GIVEN INSTRUCTION
Report, word for word, every line of the material that contains "ravine".
(begin)
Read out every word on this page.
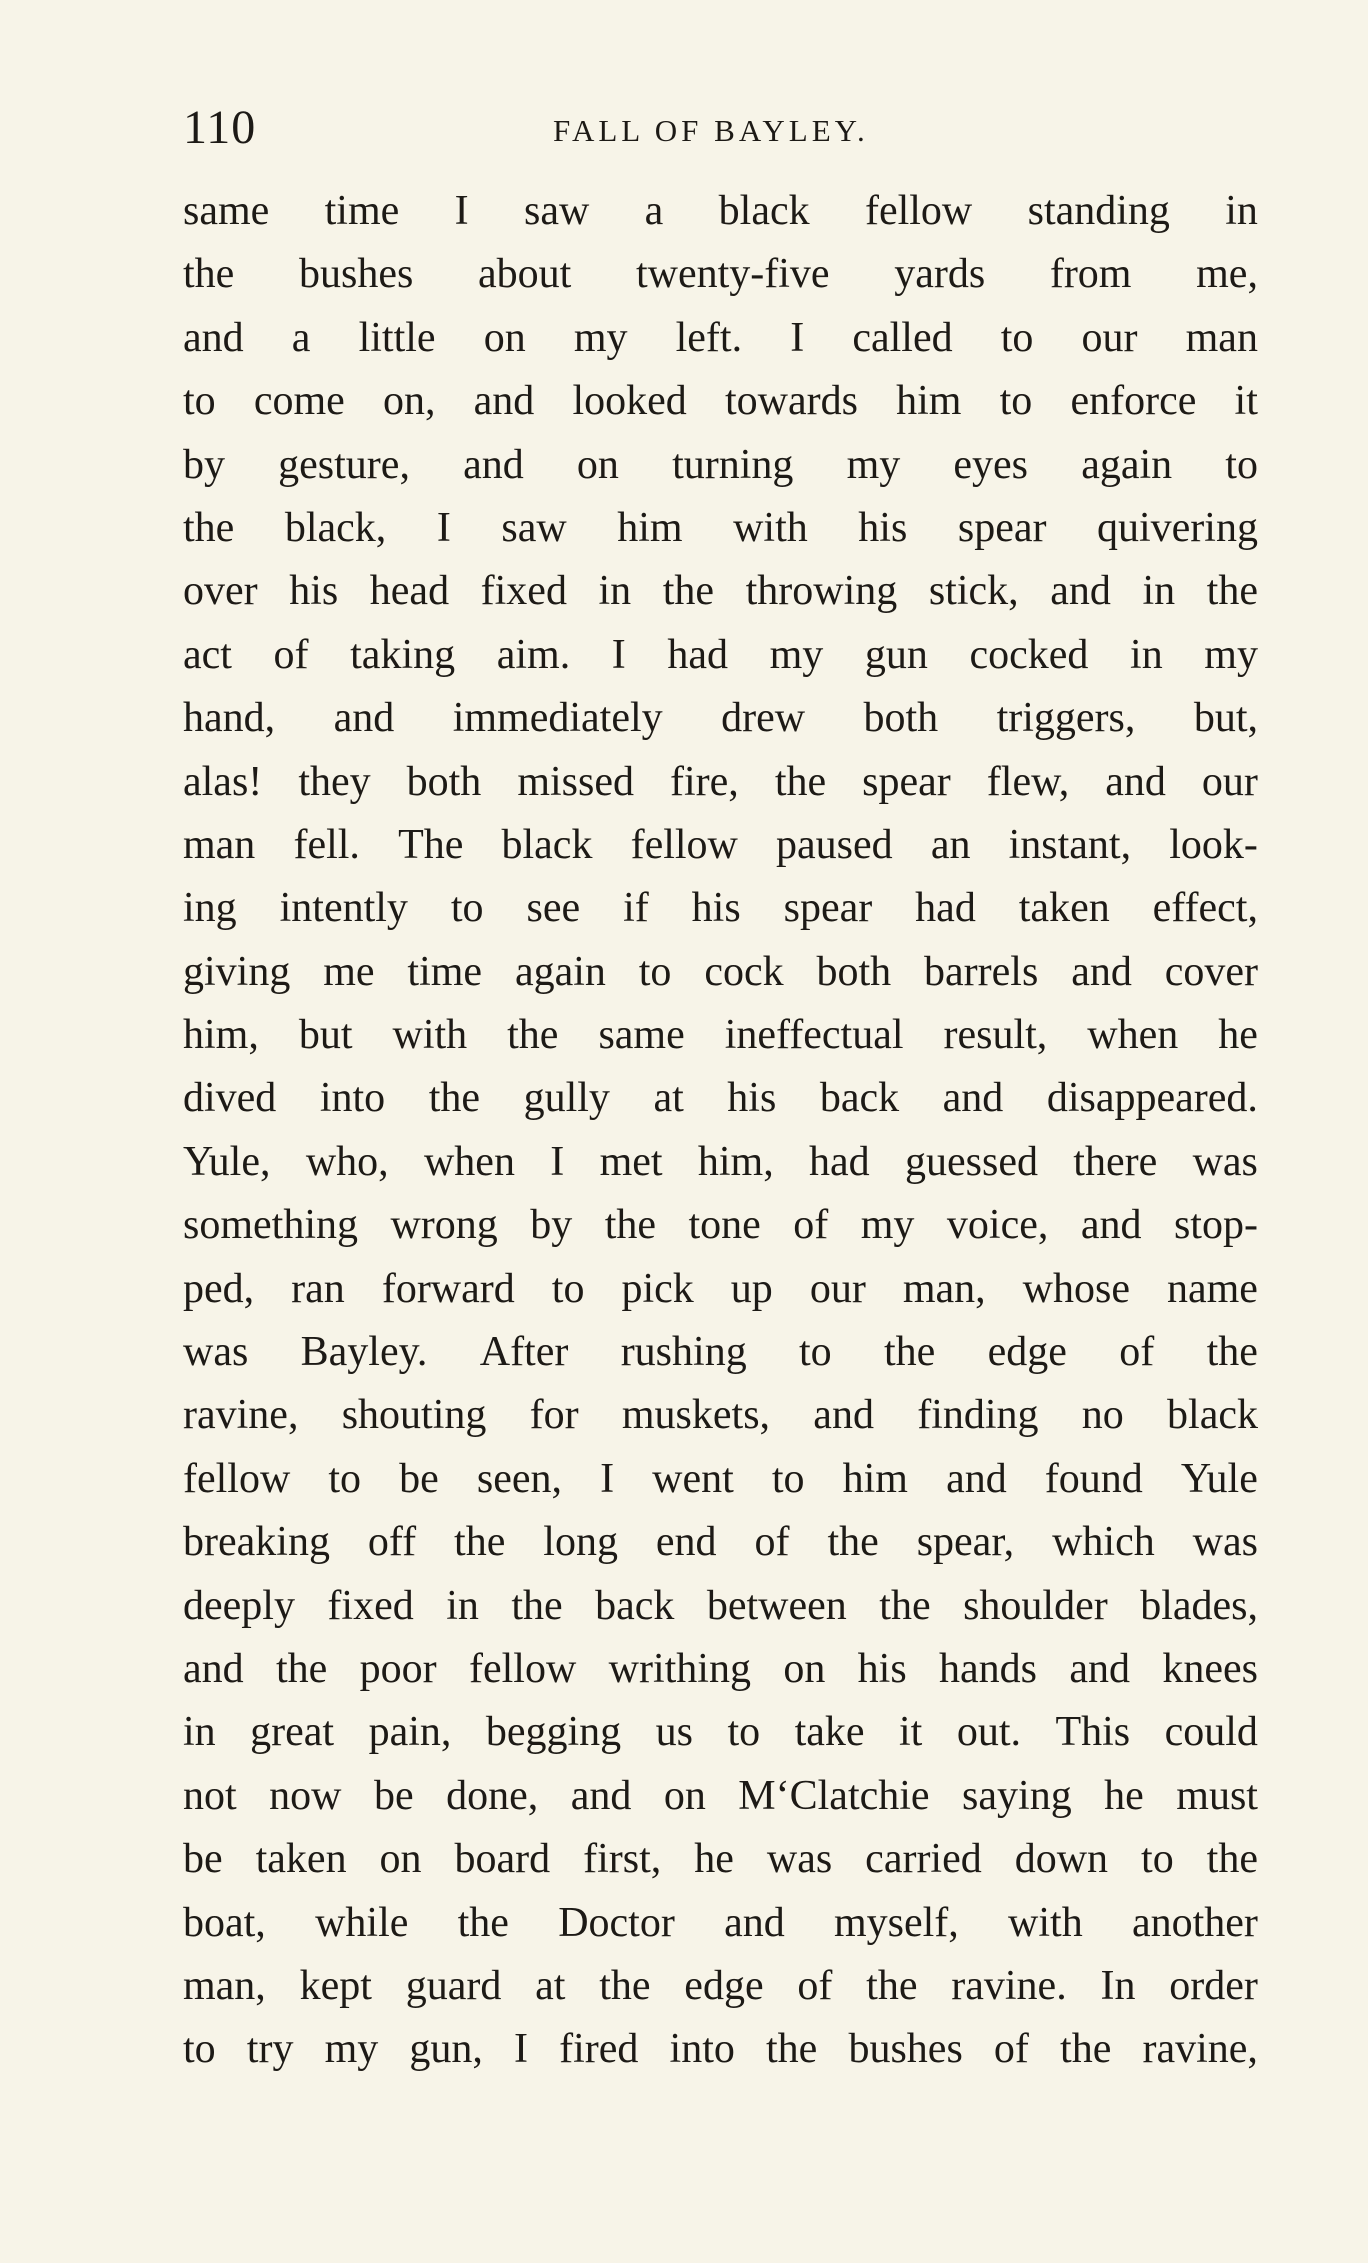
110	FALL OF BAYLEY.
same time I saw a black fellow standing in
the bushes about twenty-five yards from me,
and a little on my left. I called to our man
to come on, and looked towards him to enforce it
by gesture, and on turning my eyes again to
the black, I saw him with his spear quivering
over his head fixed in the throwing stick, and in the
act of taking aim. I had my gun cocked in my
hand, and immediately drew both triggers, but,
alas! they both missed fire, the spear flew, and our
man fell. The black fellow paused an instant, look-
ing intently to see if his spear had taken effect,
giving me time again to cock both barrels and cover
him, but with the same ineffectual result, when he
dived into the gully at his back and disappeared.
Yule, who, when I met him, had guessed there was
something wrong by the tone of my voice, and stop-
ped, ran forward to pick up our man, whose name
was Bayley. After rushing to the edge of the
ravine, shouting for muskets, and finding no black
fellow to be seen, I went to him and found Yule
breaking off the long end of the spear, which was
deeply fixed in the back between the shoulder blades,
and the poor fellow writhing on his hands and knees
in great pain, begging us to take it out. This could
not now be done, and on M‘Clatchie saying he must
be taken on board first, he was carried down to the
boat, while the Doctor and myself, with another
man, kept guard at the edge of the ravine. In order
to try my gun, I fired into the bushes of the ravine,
(end)
TASK SOLUTION
ravine, shouting for muskets, and finding no black
man, kept guard at the edge of the ravine. In order
to try my gun, I fired into the bushes of the ravine,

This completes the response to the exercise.